◆ **PROBLEM TO WORK ON**
Which lines in the records below contain the word "VNVBL"? Copy each of them.

■ ■ ■ ■ ■

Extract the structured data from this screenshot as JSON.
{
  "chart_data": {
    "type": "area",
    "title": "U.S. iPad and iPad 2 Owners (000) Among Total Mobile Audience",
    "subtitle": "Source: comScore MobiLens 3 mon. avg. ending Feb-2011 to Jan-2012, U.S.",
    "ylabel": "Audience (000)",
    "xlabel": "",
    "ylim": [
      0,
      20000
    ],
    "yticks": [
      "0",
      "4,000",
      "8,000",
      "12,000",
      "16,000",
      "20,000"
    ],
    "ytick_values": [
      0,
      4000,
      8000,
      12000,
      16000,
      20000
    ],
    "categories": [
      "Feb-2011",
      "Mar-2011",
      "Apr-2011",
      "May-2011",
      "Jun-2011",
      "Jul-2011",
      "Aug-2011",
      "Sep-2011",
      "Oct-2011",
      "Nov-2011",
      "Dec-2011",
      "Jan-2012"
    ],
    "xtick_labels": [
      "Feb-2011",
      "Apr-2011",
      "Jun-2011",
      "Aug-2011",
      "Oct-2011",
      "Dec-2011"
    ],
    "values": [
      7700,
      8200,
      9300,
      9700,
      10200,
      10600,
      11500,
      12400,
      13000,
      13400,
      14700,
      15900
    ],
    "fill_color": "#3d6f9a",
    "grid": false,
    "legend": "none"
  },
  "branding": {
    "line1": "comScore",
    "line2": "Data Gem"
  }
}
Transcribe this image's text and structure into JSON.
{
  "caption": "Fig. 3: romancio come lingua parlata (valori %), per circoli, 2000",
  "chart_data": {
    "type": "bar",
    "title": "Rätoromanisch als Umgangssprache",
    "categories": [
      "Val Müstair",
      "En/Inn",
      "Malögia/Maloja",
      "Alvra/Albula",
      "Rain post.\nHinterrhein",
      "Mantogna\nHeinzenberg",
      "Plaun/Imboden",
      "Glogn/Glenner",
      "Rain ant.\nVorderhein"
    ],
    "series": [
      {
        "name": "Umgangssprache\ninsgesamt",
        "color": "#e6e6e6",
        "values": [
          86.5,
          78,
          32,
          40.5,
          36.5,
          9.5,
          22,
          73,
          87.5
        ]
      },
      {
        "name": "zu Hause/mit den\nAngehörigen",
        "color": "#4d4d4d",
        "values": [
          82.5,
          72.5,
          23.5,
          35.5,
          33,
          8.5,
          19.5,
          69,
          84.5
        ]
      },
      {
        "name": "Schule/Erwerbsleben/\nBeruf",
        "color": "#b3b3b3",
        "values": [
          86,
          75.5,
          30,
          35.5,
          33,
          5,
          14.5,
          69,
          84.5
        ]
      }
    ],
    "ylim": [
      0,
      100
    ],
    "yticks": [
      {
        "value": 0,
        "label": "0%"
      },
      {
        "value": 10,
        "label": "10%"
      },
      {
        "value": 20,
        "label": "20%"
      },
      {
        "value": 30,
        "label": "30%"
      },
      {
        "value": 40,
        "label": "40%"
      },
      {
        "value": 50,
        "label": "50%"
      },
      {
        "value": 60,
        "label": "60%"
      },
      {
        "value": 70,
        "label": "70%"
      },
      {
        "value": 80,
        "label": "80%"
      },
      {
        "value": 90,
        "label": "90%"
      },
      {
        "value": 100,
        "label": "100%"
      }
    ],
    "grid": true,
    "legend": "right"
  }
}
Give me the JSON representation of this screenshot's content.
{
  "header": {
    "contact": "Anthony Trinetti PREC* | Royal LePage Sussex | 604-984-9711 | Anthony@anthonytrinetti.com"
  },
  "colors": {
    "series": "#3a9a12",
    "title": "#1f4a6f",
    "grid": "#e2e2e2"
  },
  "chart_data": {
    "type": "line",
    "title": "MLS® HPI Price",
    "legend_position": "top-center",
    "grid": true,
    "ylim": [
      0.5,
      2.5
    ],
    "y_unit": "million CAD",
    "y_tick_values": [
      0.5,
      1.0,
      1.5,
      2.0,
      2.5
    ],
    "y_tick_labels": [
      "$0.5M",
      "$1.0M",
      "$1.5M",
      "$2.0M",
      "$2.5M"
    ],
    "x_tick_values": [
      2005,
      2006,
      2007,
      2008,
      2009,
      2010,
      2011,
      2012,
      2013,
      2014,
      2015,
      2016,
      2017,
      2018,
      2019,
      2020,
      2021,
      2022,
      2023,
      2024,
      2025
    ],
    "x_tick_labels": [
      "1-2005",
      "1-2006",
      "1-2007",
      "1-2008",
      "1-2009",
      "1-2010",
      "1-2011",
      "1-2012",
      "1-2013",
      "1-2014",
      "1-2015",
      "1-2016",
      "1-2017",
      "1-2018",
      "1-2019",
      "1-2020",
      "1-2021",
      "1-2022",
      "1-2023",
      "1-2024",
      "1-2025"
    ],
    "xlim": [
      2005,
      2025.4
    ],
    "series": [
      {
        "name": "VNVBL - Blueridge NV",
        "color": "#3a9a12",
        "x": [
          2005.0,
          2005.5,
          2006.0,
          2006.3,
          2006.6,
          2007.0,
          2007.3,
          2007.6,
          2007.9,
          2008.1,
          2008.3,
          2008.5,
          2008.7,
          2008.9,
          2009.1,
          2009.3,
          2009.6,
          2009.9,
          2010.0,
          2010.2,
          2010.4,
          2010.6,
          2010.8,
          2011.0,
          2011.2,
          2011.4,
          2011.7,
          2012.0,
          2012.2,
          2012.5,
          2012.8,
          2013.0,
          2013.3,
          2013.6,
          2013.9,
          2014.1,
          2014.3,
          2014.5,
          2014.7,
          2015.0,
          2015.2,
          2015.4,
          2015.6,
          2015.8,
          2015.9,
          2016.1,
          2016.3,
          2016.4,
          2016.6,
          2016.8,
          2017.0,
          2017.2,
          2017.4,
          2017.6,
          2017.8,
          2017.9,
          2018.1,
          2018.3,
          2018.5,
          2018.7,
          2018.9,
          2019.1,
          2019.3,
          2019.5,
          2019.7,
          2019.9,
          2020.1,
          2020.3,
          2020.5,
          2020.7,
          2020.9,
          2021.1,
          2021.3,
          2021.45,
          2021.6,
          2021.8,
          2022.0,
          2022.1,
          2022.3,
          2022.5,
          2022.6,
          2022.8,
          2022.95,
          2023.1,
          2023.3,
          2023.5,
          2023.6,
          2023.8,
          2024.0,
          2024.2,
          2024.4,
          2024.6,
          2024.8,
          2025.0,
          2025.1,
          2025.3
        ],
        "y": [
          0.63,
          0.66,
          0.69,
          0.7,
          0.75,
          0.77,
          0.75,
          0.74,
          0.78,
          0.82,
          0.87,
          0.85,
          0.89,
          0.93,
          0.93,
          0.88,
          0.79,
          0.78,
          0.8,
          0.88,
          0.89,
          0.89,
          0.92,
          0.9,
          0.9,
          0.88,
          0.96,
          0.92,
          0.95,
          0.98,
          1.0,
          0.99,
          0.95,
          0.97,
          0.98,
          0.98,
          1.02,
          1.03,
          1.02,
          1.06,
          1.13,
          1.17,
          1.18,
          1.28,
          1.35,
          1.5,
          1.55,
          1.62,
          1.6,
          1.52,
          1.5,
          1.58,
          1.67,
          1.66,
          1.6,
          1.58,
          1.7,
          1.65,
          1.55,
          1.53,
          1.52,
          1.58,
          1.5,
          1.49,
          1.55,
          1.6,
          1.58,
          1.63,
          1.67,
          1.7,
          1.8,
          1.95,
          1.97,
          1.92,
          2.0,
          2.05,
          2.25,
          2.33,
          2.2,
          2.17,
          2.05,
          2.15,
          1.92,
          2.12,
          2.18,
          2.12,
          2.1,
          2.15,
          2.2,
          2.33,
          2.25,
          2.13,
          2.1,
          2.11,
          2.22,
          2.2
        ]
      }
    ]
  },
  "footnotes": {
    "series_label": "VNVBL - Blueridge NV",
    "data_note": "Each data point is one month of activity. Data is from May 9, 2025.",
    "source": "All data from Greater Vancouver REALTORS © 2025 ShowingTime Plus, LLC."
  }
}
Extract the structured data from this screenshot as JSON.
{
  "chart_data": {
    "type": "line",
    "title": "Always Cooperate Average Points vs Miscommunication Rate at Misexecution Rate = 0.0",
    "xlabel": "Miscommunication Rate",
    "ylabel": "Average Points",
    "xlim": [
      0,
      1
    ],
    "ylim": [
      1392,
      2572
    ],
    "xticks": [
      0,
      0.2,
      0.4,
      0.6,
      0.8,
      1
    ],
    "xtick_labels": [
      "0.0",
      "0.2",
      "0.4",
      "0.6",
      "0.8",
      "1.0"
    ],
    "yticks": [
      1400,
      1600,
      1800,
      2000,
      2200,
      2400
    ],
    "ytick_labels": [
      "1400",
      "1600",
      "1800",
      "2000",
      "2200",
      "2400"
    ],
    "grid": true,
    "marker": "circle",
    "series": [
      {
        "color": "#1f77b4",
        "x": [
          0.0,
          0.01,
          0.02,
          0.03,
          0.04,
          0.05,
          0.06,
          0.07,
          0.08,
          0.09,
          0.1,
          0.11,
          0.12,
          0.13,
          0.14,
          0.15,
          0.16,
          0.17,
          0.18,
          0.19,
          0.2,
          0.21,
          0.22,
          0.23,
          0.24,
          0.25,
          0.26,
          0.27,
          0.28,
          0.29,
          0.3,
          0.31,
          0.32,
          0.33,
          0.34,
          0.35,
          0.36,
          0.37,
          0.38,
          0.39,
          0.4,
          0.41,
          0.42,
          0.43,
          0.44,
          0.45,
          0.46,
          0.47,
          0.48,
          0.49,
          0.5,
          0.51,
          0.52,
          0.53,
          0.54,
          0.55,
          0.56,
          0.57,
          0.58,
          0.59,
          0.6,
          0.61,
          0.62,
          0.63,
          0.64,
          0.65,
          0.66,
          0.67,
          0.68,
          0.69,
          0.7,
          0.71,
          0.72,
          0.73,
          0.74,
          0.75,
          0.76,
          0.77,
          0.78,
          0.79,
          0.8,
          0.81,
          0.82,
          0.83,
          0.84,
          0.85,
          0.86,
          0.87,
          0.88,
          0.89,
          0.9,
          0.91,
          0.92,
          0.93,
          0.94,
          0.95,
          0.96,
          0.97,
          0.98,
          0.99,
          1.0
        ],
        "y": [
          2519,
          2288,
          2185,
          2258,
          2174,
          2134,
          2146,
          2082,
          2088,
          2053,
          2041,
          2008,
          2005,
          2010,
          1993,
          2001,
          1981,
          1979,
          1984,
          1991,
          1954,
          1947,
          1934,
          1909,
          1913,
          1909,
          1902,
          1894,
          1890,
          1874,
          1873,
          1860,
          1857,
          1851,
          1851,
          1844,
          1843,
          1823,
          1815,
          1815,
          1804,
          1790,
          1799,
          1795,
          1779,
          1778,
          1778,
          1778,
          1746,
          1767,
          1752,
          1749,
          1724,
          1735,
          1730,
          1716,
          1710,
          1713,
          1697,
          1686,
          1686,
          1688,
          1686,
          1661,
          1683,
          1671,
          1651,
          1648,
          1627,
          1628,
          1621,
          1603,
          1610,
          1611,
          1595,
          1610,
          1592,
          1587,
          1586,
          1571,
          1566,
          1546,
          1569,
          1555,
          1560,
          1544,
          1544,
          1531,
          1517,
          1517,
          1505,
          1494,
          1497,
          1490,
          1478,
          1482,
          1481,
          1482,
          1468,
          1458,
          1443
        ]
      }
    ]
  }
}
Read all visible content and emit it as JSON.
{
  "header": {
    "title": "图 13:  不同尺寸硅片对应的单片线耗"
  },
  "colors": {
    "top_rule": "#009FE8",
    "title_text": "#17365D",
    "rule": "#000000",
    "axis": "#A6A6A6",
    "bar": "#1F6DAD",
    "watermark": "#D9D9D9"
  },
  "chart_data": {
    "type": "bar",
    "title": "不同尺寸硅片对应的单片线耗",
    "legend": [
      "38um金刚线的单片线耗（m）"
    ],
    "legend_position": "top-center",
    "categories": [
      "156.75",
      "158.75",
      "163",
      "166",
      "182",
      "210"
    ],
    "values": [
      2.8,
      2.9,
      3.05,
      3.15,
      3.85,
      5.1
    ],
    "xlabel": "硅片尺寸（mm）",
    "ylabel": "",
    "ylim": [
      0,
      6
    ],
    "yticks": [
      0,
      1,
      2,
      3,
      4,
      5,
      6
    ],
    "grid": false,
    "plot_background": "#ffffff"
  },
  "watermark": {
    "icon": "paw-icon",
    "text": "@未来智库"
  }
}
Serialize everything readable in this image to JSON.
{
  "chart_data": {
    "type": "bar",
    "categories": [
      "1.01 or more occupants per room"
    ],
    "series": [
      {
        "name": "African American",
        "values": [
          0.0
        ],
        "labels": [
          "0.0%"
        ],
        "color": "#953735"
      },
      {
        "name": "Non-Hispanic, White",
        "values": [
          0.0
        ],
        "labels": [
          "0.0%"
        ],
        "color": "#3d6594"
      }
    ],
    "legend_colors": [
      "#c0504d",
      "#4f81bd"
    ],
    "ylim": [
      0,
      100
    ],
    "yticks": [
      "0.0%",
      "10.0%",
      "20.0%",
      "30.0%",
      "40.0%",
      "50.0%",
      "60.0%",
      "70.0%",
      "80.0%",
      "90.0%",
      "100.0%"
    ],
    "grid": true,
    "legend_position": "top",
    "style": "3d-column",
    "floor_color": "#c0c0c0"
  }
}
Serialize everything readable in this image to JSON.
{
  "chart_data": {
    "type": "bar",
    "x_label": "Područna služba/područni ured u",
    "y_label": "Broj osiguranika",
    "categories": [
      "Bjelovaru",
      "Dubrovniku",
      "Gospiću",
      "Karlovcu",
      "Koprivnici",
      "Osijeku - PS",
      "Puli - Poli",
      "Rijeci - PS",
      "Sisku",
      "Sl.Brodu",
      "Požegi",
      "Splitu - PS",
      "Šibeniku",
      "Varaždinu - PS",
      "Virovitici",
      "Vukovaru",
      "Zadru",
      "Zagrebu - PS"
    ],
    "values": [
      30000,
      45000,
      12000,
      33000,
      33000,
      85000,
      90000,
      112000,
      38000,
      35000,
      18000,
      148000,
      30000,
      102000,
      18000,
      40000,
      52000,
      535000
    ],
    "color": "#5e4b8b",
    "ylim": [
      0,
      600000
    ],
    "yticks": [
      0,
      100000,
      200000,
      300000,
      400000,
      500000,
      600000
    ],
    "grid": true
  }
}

■ ■ ■ ■ ■

◆ **FULL OUTPUT**
        "name": "VNVBL - Blueridge NV",
    "series_label": "VNVBL - Blueridge NV",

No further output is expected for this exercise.